▶ _To be done_: Please output every line of the material as it stands, without the pictures.

▶ _Stored records_:
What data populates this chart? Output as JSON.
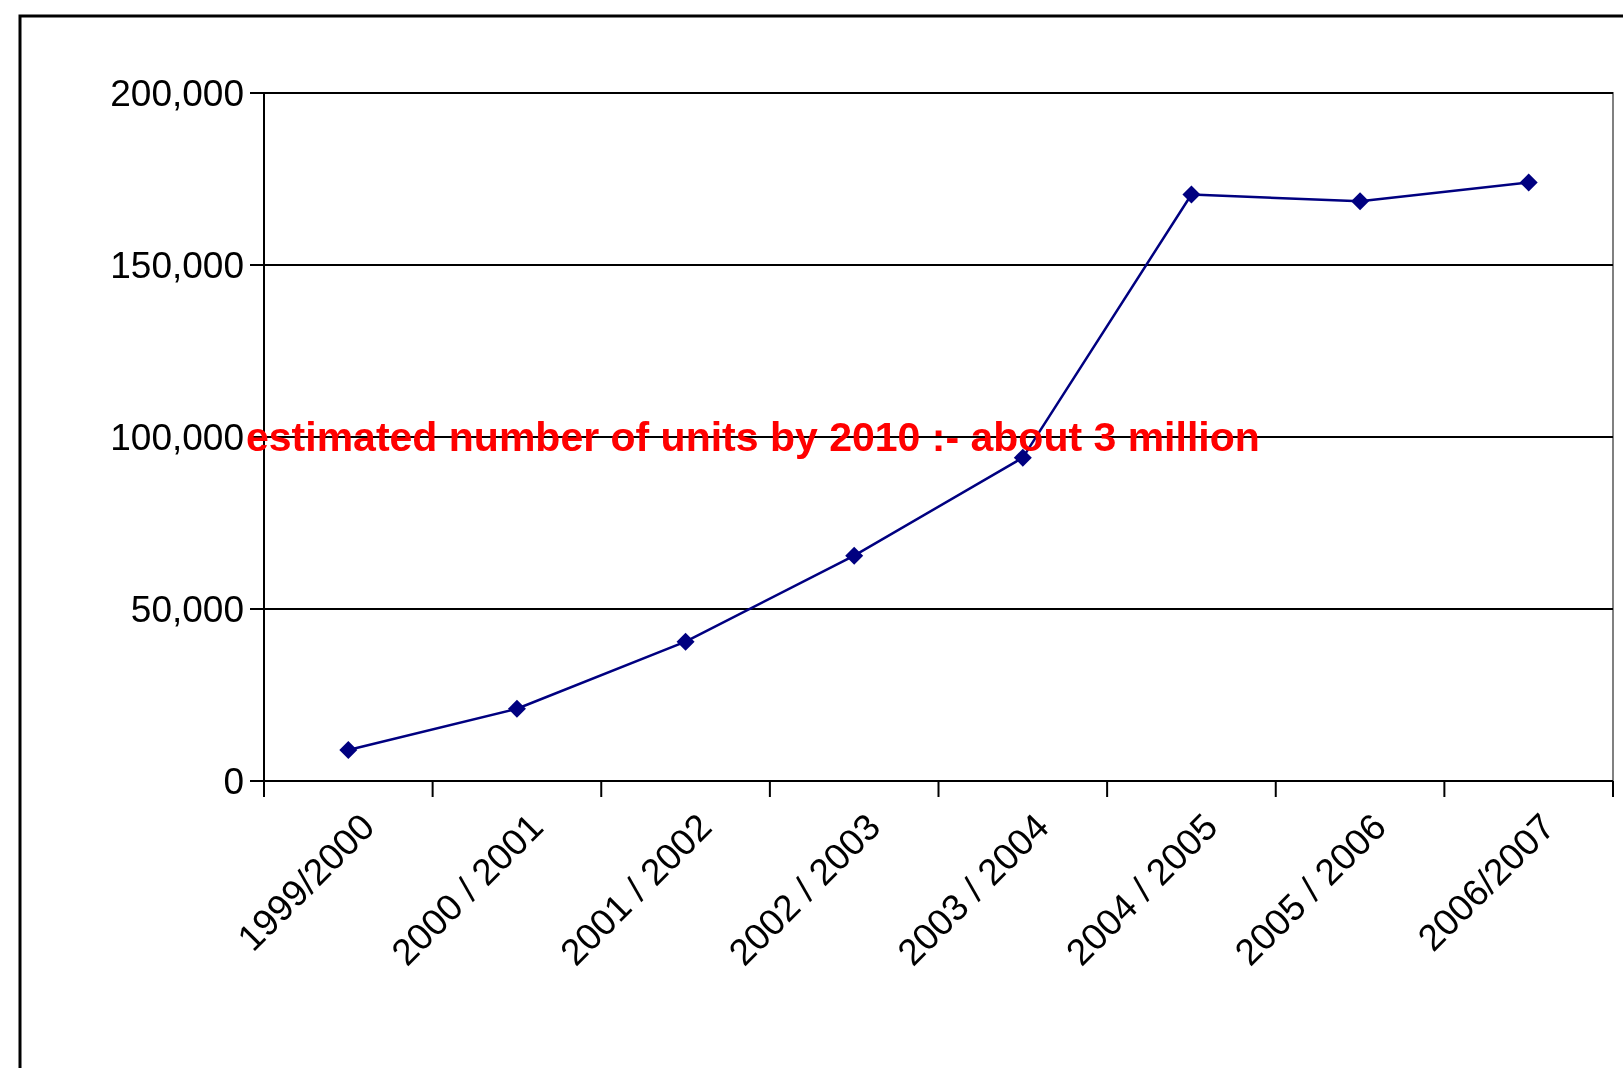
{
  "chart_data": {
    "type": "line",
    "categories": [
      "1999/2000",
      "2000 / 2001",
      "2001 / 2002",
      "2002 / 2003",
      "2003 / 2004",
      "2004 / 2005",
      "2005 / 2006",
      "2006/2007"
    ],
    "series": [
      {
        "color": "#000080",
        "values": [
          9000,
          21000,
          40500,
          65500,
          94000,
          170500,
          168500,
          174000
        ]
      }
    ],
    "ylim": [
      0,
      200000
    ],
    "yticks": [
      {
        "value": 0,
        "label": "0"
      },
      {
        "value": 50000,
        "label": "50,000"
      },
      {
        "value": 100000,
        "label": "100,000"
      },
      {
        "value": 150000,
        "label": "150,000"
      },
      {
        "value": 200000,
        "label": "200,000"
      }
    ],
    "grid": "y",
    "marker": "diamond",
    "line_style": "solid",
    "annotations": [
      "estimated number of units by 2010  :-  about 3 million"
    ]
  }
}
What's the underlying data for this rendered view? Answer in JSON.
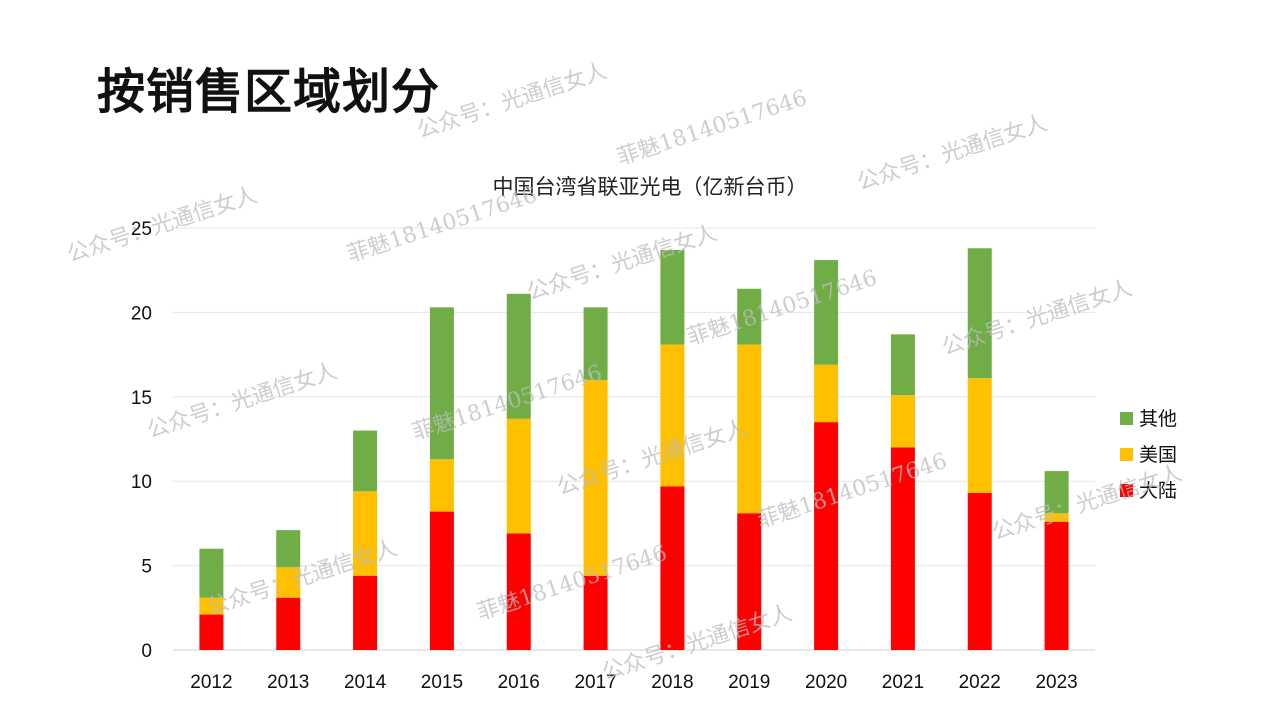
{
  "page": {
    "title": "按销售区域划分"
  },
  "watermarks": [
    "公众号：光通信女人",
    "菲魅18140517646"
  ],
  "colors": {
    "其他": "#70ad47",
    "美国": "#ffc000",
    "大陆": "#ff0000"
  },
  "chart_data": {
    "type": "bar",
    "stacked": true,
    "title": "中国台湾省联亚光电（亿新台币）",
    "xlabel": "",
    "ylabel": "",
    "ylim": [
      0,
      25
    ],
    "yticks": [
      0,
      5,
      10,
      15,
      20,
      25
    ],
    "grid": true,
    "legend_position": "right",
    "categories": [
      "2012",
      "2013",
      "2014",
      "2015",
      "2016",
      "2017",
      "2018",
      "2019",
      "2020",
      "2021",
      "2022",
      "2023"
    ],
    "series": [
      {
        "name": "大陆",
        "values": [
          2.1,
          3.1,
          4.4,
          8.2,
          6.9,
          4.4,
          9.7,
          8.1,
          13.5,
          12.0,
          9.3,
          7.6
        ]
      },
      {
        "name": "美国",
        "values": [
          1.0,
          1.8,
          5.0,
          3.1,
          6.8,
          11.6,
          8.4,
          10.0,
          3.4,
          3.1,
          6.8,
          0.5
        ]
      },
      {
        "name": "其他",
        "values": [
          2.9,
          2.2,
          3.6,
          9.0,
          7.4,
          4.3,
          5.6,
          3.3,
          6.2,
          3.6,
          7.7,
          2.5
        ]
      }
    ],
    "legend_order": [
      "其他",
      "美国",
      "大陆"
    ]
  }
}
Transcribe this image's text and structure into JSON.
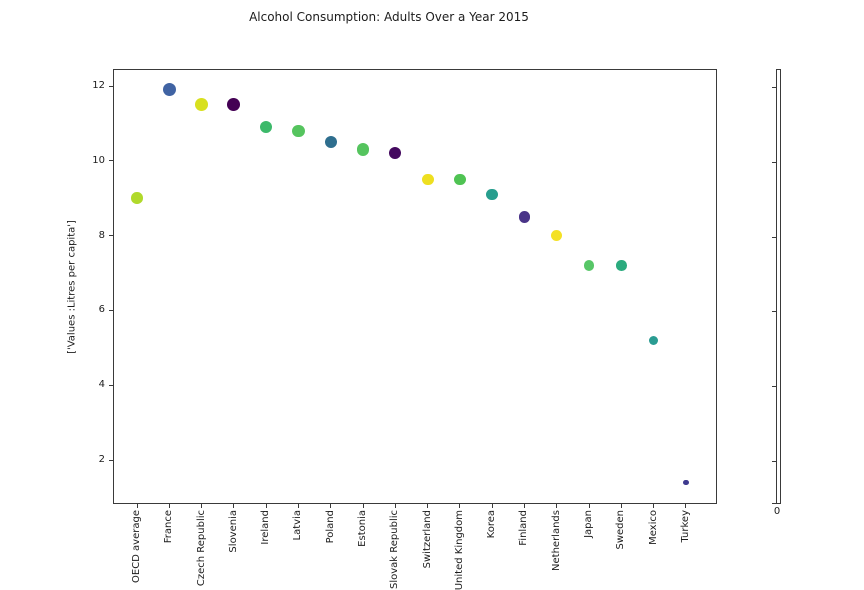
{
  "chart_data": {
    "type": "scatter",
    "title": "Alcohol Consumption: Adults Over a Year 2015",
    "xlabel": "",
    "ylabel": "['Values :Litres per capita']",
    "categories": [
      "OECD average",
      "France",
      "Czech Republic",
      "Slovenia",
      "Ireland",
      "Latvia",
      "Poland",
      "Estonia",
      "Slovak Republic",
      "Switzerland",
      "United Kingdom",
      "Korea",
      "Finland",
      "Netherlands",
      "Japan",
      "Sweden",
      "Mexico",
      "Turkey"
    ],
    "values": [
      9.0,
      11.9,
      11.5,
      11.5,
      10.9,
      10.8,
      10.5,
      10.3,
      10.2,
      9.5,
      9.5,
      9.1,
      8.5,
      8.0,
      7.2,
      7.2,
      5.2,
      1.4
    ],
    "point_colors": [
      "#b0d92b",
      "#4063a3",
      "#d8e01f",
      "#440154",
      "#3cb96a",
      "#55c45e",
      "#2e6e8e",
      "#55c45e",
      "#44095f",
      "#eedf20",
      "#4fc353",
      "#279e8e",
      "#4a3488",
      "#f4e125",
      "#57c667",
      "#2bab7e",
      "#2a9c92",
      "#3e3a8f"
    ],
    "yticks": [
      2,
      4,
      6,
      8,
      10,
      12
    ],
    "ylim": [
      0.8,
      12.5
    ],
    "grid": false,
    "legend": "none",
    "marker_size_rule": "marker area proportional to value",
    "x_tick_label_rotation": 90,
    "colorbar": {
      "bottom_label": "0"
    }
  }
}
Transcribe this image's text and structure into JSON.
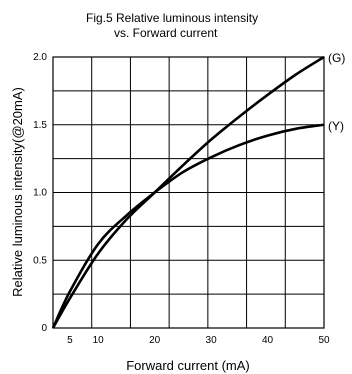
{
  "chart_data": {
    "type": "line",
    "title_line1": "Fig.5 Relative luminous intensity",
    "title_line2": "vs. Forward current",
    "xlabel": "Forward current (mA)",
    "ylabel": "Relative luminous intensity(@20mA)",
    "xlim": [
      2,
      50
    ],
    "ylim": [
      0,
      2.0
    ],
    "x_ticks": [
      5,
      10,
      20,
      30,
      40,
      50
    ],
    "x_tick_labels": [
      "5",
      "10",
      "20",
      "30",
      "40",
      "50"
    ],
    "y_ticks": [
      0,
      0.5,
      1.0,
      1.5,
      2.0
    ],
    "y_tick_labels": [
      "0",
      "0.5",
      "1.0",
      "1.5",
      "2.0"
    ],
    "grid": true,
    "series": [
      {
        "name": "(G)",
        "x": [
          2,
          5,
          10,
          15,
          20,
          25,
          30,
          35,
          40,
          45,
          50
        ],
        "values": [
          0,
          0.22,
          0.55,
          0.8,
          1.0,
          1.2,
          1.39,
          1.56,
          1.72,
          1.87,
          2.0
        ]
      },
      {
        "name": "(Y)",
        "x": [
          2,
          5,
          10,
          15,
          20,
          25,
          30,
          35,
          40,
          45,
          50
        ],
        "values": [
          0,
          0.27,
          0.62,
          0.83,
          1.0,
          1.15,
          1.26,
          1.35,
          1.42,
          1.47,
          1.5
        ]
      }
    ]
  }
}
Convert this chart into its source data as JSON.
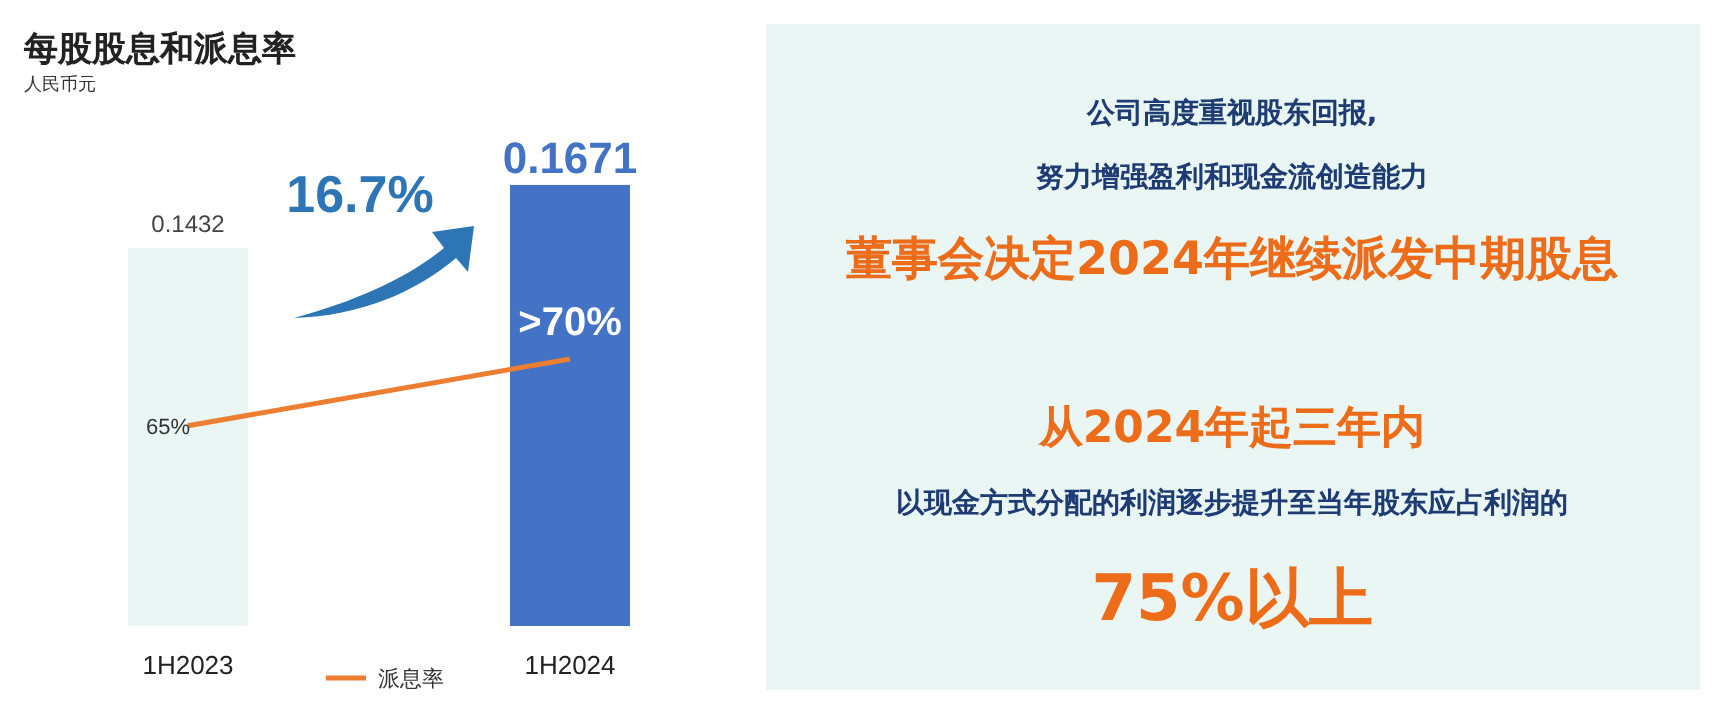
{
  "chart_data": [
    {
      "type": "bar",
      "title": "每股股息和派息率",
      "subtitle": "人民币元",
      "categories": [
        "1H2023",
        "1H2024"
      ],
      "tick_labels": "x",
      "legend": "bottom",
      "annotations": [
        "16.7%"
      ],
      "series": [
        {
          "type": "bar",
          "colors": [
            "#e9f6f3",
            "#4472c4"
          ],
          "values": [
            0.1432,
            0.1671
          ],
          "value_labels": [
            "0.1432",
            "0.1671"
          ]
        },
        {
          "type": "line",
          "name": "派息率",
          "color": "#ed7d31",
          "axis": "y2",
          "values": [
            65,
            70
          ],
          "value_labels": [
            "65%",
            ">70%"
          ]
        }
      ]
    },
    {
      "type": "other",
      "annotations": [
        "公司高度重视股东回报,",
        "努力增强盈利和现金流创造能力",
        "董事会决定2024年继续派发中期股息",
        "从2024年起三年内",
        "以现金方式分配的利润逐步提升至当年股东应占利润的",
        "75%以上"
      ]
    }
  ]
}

▶ _The solution_:
What data populates this chart? Output as JSON.
{
  "chart_data": {
    "type": "line",
    "categories": [
      "1999/2000",
      "2000 / 2001",
      "2001 / 2002",
      "2002 / 2003",
      "2003 / 2004",
      "2004 / 2005",
      "2005 / 2006",
      "2006/2007"
    ],
    "series": [
      {
        "color": "#000080",
        "values": [
          9000,
          21000,
          40500,
          65500,
          94000,
          170500,
          168500,
          174000
        ]
      }
    ],
    "ylim": [
      0,
      200000
    ],
    "yticks": [
      {
        "value": 0,
        "label": "0"
      },
      {
        "value": 50000,
        "label": "50,000"
      },
      {
        "value": 100000,
        "label": "100,000"
      },
      {
        "value": 150000,
        "label": "150,000"
      },
      {
        "value": 200000,
        "label": "200,000"
      }
    ],
    "grid": "y",
    "marker": "diamond",
    "line_style": "solid",
    "annotations": [
      "estimated number of units by 2010  :-  about 3 million"
    ]
  }
}
What's the underlying data for this rendered view? Answer in JSON.
{
  "page": {
    "title": "按销售区域划分"
  },
  "watermarks": [
    "公众号：光通信女人",
    "菲魅18140517646"
  ],
  "colors": {
    "其他": "#70ad47",
    "美国": "#ffc000",
    "大陆": "#ff0000"
  },
  "chart_data": {
    "type": "bar",
    "stacked": true,
    "title": "中国台湾省联亚光电（亿新台币）",
    "xlabel": "",
    "ylabel": "",
    "ylim": [
      0,
      25
    ],
    "yticks": [
      0,
      5,
      10,
      15,
      20,
      25
    ],
    "grid": true,
    "legend_position": "right",
    "categories": [
      "2012",
      "2013",
      "2014",
      "2015",
      "2016",
      "2017",
      "2018",
      "2019",
      "2020",
      "2021",
      "2022",
      "2023"
    ],
    "series": [
      {
        "name": "大陆",
        "values": [
          2.1,
          3.1,
          4.4,
          8.2,
          6.9,
          4.4,
          9.7,
          8.1,
          13.5,
          12.0,
          9.3,
          7.6
        ]
      },
      {
        "name": "美国",
        "values": [
          1.0,
          1.8,
          5.0,
          3.1,
          6.8,
          11.6,
          8.4,
          10.0,
          3.4,
          3.1,
          6.8,
          0.5
        ]
      },
      {
        "name": "其他",
        "values": [
          2.9,
          2.2,
          3.6,
          9.0,
          7.4,
          4.3,
          5.6,
          3.3,
          6.2,
          3.6,
          7.7,
          2.5
        ]
      }
    ],
    "legend_order": [
      "其他",
      "美国",
      "大陆"
    ]
  }
}
Transcribe this image's text and structure into JSON.
{
  "chart_data": {
    "type": "scatter",
    "title": "Alcohol Consumption: Adults Over a Year 2015",
    "xlabel": "",
    "ylabel": "['Values :Litres per capita']",
    "categories": [
      "OECD average",
      "France",
      "Czech Republic",
      "Slovenia",
      "Ireland",
      "Latvia",
      "Poland",
      "Estonia",
      "Slovak Republic",
      "Switzerland",
      "United Kingdom",
      "Korea",
      "Finland",
      "Netherlands",
      "Japan",
      "Sweden",
      "Mexico",
      "Turkey"
    ],
    "values": [
      9.0,
      11.9,
      11.5,
      11.5,
      10.9,
      10.8,
      10.5,
      10.3,
      10.2,
      9.5,
      9.5,
      9.1,
      8.5,
      8.0,
      7.2,
      7.2,
      5.2,
      1.4
    ],
    "point_colors": [
      "#b0d92b",
      "#4063a3",
      "#d8e01f",
      "#440154",
      "#3cb96a",
      "#55c45e",
      "#2e6e8e",
      "#55c45e",
      "#44095f",
      "#eedf20",
      "#4fc353",
      "#279e8e",
      "#4a3488",
      "#f4e125",
      "#57c667",
      "#2bab7e",
      "#2a9c92",
      "#3e3a8f"
    ],
    "yticks": [
      2,
      4,
      6,
      8,
      10,
      12
    ],
    "ylim": [
      0.8,
      12.5
    ],
    "grid": false,
    "legend": "none",
    "marker_size_rule": "marker area proportional to value",
    "x_tick_label_rotation": 90,
    "colorbar": {
      "bottom_label": "0"
    }
  }
}
Transcribe this image's text and structure into JSON.
{
  "chart_data": {
    "type": "line",
    "title_line1": "Fig.5 Relative luminous intensity",
    "title_line2": "vs. Forward current",
    "xlabel": "Forward current (mA)",
    "ylabel": "Relative luminous intensity(@20mA)",
    "xlim": [
      2,
      50
    ],
    "ylim": [
      0,
      2.0
    ],
    "x_ticks": [
      5,
      10,
      20,
      30,
      40,
      50
    ],
    "x_tick_labels": [
      "5",
      "10",
      "20",
      "30",
      "40",
      "50"
    ],
    "y_ticks": [
      0,
      0.5,
      1.0,
      1.5,
      2.0
    ],
    "y_tick_labels": [
      "0",
      "0.5",
      "1.0",
      "1.5",
      "2.0"
    ],
    "grid": true,
    "series": [
      {
        "name": "(G)",
        "x": [
          2,
          5,
          10,
          15,
          20,
          25,
          30,
          35,
          40,
          45,
          50
        ],
        "values": [
          0,
          0.22,
          0.55,
          0.8,
          1.0,
          1.2,
          1.39,
          1.56,
          1.72,
          1.87,
          2.0
        ]
      },
      {
        "name": "(Y)",
        "x": [
          2,
          5,
          10,
          15,
          20,
          25,
          30,
          35,
          40,
          45,
          50
        ],
        "values": [
          0,
          0.27,
          0.62,
          0.83,
          1.0,
          1.15,
          1.26,
          1.35,
          1.42,
          1.47,
          1.5
        ]
      }
    ]
  }
}
Convert this chart into its source data as JSON.
{
  "chart_data": [
    {
      "type": "bar",
      "title": "每股股息和派息率",
      "subtitle": "人民币元",
      "categories": [
        "1H2023",
        "1H2024"
      ],
      "tick_labels": "x",
      "legend": "bottom",
      "annotations": [
        "16.7%"
      ],
      "series": [
        {
          "type": "bar",
          "colors": [
            "#e9f6f3",
            "#4472c4"
          ],
          "values": [
            0.1432,
            0.1671
          ],
          "value_labels": [
            "0.1432",
            "0.1671"
          ]
        },
        {
          "type": "line",
          "name": "派息率",
          "color": "#ed7d31",
          "axis": "y2",
          "values": [
            65,
            70
          ],
          "value_labels": [
            "65%",
            ">70%"
          ]
        }
      ]
    },
    {
      "type": "other",
      "annotations": [
        "公司高度重视股东回报,",
        "努力增强盈利和现金流创造能力",
        "董事会决定2024年继续派发中期股息",
        "从2024年起三年内",
        "以现金方式分配的利润逐步提升至当年股东应占利润的",
        "75%以上"
      ]
    }
  ]
}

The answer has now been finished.